TASK PROMPT – Please pull out every line that includes the string "Contatti".

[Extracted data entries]
## Begin

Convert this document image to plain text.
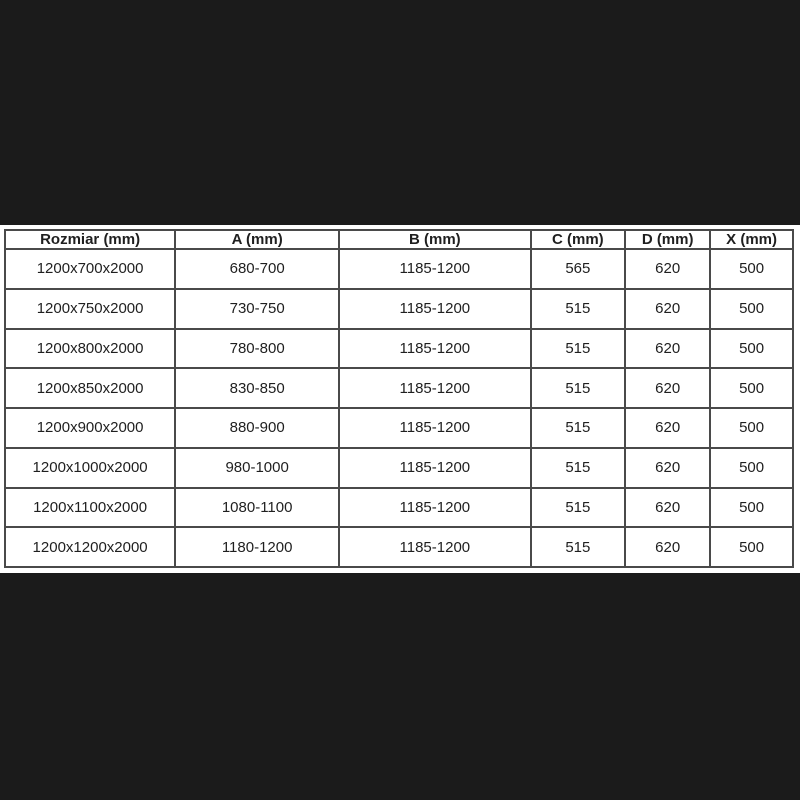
Rozmiar (mm)	A (mm)	B (mm)	C (mm)	D (mm)	X (mm)
1200x700x2000	680-700	1185-1200	565	620	500
1200x750x2000	730-750	1185-1200	515	620	500
1200x800x2000	780-800	1185-1200	515	620	500
1200x850x2000	830-850	1185-1200	515	620	500
1200x900x2000	880-900	1185-1200	515	620	500
1200x1000x2000	980-1000	1185-1200	515	620	500
1200x1100x2000	1080-1100	1185-1200	515	620	500
1200x1200x2000	1180-1200	1185-1200	515	620	500
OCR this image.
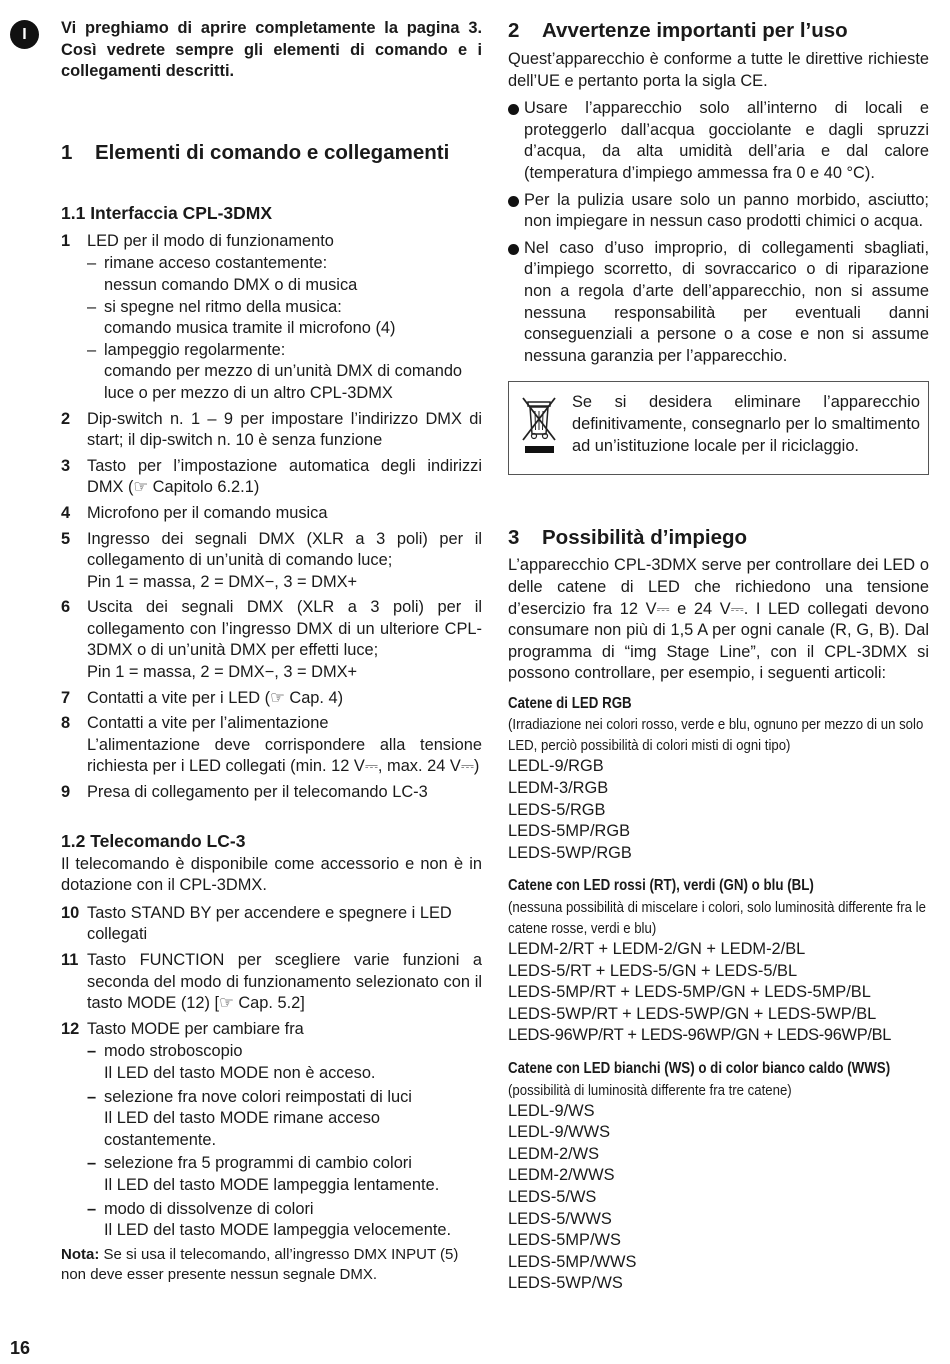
I
16

Vi preghiamo di aprire completamente la pagina 3. Così vedrete sempre gli elementi di comando e i collegamenti descritti.

1	Elementi di comando e collegamenti
1.1 Interfaccia CPL-3DMX
1	LED per il modo di funzionamento
– rimane acceso costantemente:
nessun comando DMX o di musica
– si spegne nel ritmo della musica:
comando musica tramite il microfono (4)
– lampeggio regolarmente:
comando per mezzo di un’unità DMX di comando luce o per mezzo di un altro CPL-3DMX
2	Dip-switch n. 1 – 9 per impostare l’indirizzo DMX di start; il dip-switch n. 10 è senza funzione
3	Tasto per l’impostazione automatica degli indirizzi DMX (☞ Capitolo 6.2.1)
4	Microfono per il comando musica
5	Ingresso dei segnali DMX (XLR a 3 poli) per il collegamento di un’unità di comando luce;
Pin 1 = massa, 2 = DMX−, 3 = DMX+
6	Uscita dei segnali DMX (XLR a 3 poli) per il collegamento con l’ingresso DMX di un ulteriore CPL-3DMX o di un’unità DMX per effetti luce;
Pin 1 = massa, 2 = DMX−, 3 = DMX+
7	Contatti a vite per i LED (☞ Cap. 4)
8	Contatti a vite per l’alimentazione
L’alimentazione deve corrispondere alla tensione richiesta per i LED collegati (min. 12 V⎓, max. 24 V⎓)
9	Presa di collegamento per il telecomando LC-3
1.2 Telecomando LC-3

Il telecomando è disponibile come accessorio e non è in dotazione con il CPL-3DMX.

10 Tasto STAND BY per accendere e spegnere i LED collegati
11 Tasto FUNCTION per scegliere varie funzioni a seconda del modo di funzionamento selezionato con il tasto MODE (12) [☞ Cap. 5.2]
12 Tasto MODE per cambiare fra
– modo stroboscopio
Il LED del tasto MODE non è acceso.
– selezione fra nove colori reimpostati di luci
Il LED del tasto MODE rimane acceso costantemente.
– selezione fra 5 programmi di cambio colori
Il LED del tasto MODE lampeggia lentamente.
– modo di dissolvenze di colori
Il LED del tasto MODE lampeggia velocemente.

Nota: Se si usa il telecomando, all’ingresso DMX INPUT (5) non deve esser presente nessun segnale DMX.

2	Avvertenze importanti per l’uso

Quest’apparecchio è conforme a tutte le direttive richieste dell’UE e pertanto porta la sigla CE.

Usare l’apparecchio solo all’interno di locali e proteggerlo dall’acqua gocciolante e dagli spruzzi d’acqua, da alta umidità dell’aria e dal calore (temperatura d’impiego ammessa fra 0 e 40 °C).
Per la pulizia usare solo un panno morbido, asciutto; non impiegare in nessun caso prodotti chimici o acqua.
Nel caso d’uso improprio, di collegamenti sbagliati, d’impiego scorretto, di sovraccarico o di riparazione non a regola d’arte dell’apparecchio, non si assume nessuna responsabilità per eventuali danni conseguenziali a persone o a cose e non si assume nessuna garanzia per l’apparecchio.

Se si desidera eliminare l’apparecchio definitivamente, consegnarlo per lo smaltimento ad un’istituzione locale per il riciclaggio.

3	Possibilità d’impiego

L’apparecchio CPL-3DMX serve per controllare dei LED o delle catene di LED che richiedono una tensione d’esercizio fra 12 V⎓ e 24 V⎓. I LED collegati devono consumare non più di 1,5 A per ogni canale (R, G, B). Dal programma di “img Stage Line”, con il CPL-3DMX si possono controllare, per esempio, i seguenti articoli:

Catene di LED RGB
(Irradiazione nei colori rosso, verde e blu, ognuno per mezzo di un solo LED, perciò possibilità di colori misti di ogni tipo)
LEDL-9/RGB
LEDM-3/RGB
LEDS-5/RGB
LEDS-5MP/RGB
LEDS-5WP/RGB
Catene con LED rossi (RT), verdi (GN) o blu (BL)
(nessuna possibilità di miscelare i colori, solo luminosità differente fra le catene rosse, verdi e blu)
LEDM-2/RT + LEDM-2/GN + LEDM-2/BL
LEDS-5/RT + LEDS-5/GN + LEDS-5/BL
LEDS-5MP/RT + LEDS-5MP/GN + LEDS-5MP/BL
LEDS-5WP/RT + LEDS-5WP/GN + LEDS-5WP/BL
LEDS-96WP/RT + LEDS-96WP/GN + LEDS-96WP/BL
Catene con LED bianchi (WS) o di color bianco caldo (WWS)
(possibilità di luminosità differente fra tre catene)
LEDL-9/WS
LEDL-9/WWS
LEDM-2/WS
LEDM-2/WWS
LEDS-5/WS
LEDS-5/WWS
LEDS-5MP/WS
LEDS-5MP/WWS
LEDS-5WP/WS
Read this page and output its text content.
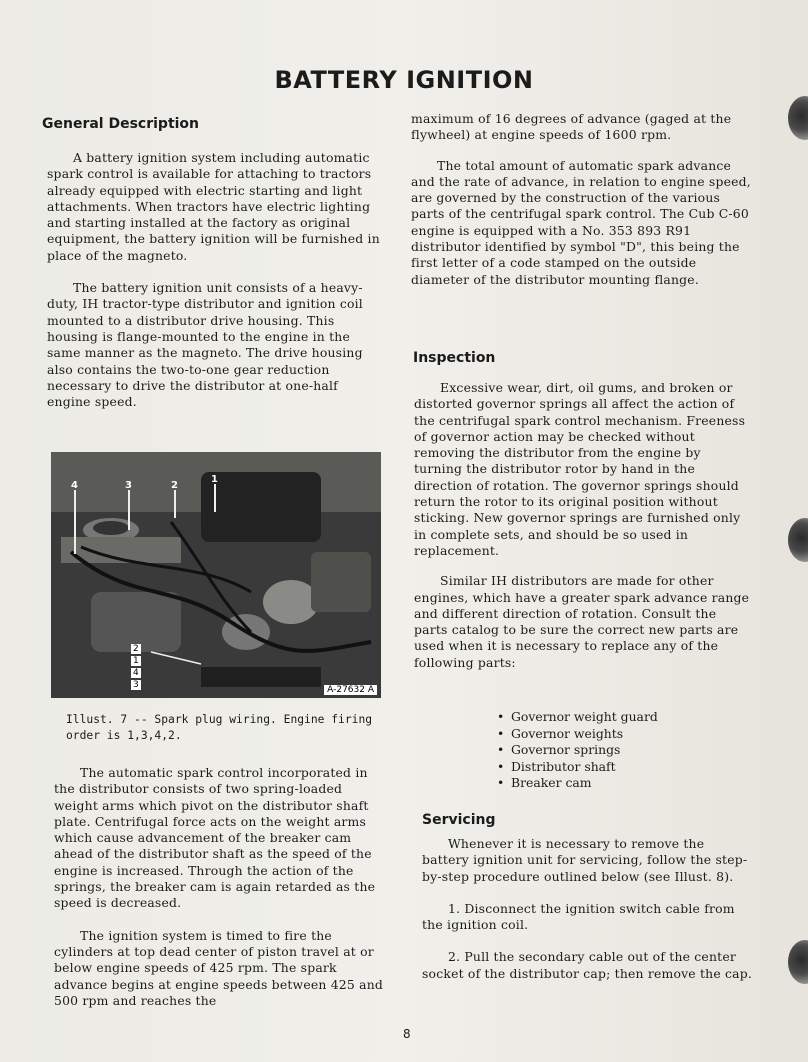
BATTERY IGNITION
General Description

A battery ignition system including automatic spark control is available for attaching to tractors already equipped with electric starting and light attachments. When tractors have electric lighting and starting installed at the factory as original equipment, the battery ignition will be furnished in place of the magneto.

The battery ignition unit consists of a heavy-duty, IH tractor-type distributor and ignition coil mounted to a distributor drive housing. This housing is flange-mounted to the engine in the same manner as the magneto. The drive housing also contains the two-to-one gear reduction necessary to drive the distributor at one-half engine speed.

4	3	2
1
2
1
4
3	A-27632 A
Illust. 7 -- Spark plug wiring. Engine firing order is 1,3,4,2.

The automatic spark control incorporated in the distributor consists of two spring-loaded weight arms which pivot on the distributor shaft plate. Centrifugal force acts on the weight arms which cause advancement of the breaker cam ahead of the distributor shaft as the speed of the engine is increased. Through the action of the springs, the breaker cam is again retarded as the speed is decreased.

The ignition system is timed to fire the cylinders at top dead center of piston travel at or below engine speeds of 425 rpm. The spark advance begins at engine speeds between 425 and 500 rpm and reaches the

maximum of 16 degrees of advance (gaged at the flywheel) at engine speeds of 1600 rpm.

The total amount of automatic spark advance and the rate of advance, in relation to engine speed, are governed by the construction of the various parts of the centrifugal spark control. The Cub C-60 engine is equipped with a No. 353 893 R91 distributor identified by symbol "D", this being the first letter of a code stamped on the outside diameter of the distributor mounting flange.

Inspection

Excessive wear, dirt, oil gums, and broken or distorted governor springs all affect the action of the centrifugal spark control mechanism. Freeness of governor action may be checked without removing the distributor from the engine by turning the distributor rotor by hand in the direction of rotation. The governor springs should return the rotor to its original position without sticking. New governor springs are furnished only in complete sets, and should be so used in replacement.

Similar IH distributors are made for other engines, which have a greater spark advance range and different direction of rotation. Consult the parts catalog to be sure the correct new parts are used when it is necessary to replace any of the following parts:

• Governor weight guard
• Governor weights
• Governor springs
• Distributor shaft
• Breaker cam
Servicing

Whenever it is necessary to remove the battery ignition unit for servicing, follow the step-by-step procedure outlined below (see Illust. 8).

1. Disconnect the ignition switch cable from the ignition coil.

2. Pull the secondary cable out of the center socket of the distributor cap; then remove the cap.

8
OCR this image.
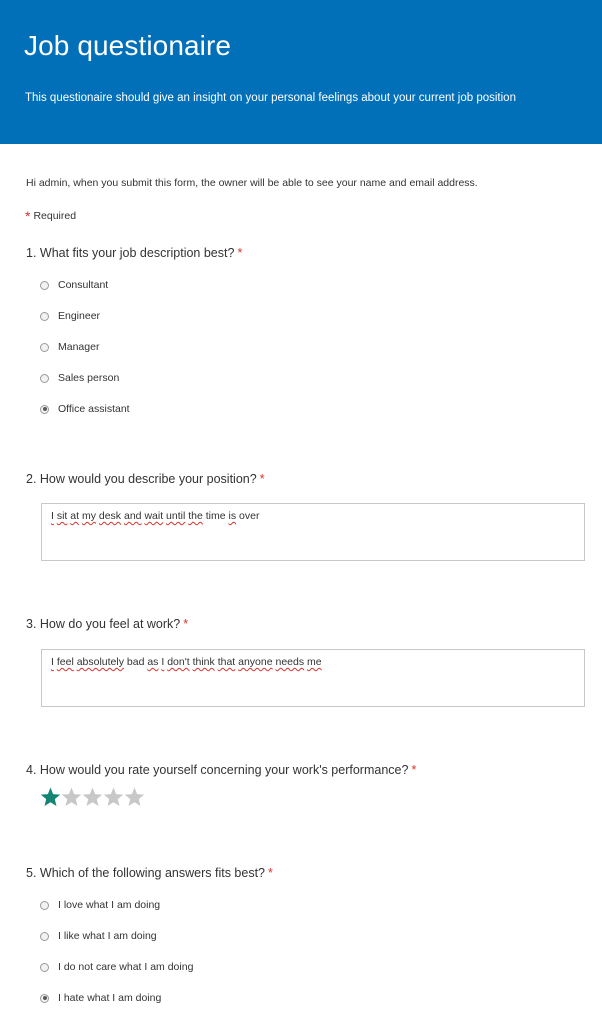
Job questionaire
This questionaire should give an insight on your personal feelings about your current job position
Hi admin, when you submit this form, the owner will be able to see your name and email address.
* Required
1. What fits your job description best? *
Consultant
Engineer
Manager
Sales person
Office assistant
2. How would you describe your position? *
I sit at my desk and wait until the time is over
3. How do you feel at work? *
I feel absolutely bad as I don't think that anyone needs me
4. How would you rate yourself concerning your work's performance? *
5. Which of the following answers fits best? *
I love what I am doing
I like what I am doing
I do not care what I am doing
I hate what I am doing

## End

OUTPUT BELOW –
7	Contatti a vite per i LED (☞ Cap. 4)
8	Contatti a vite per l’alimentazione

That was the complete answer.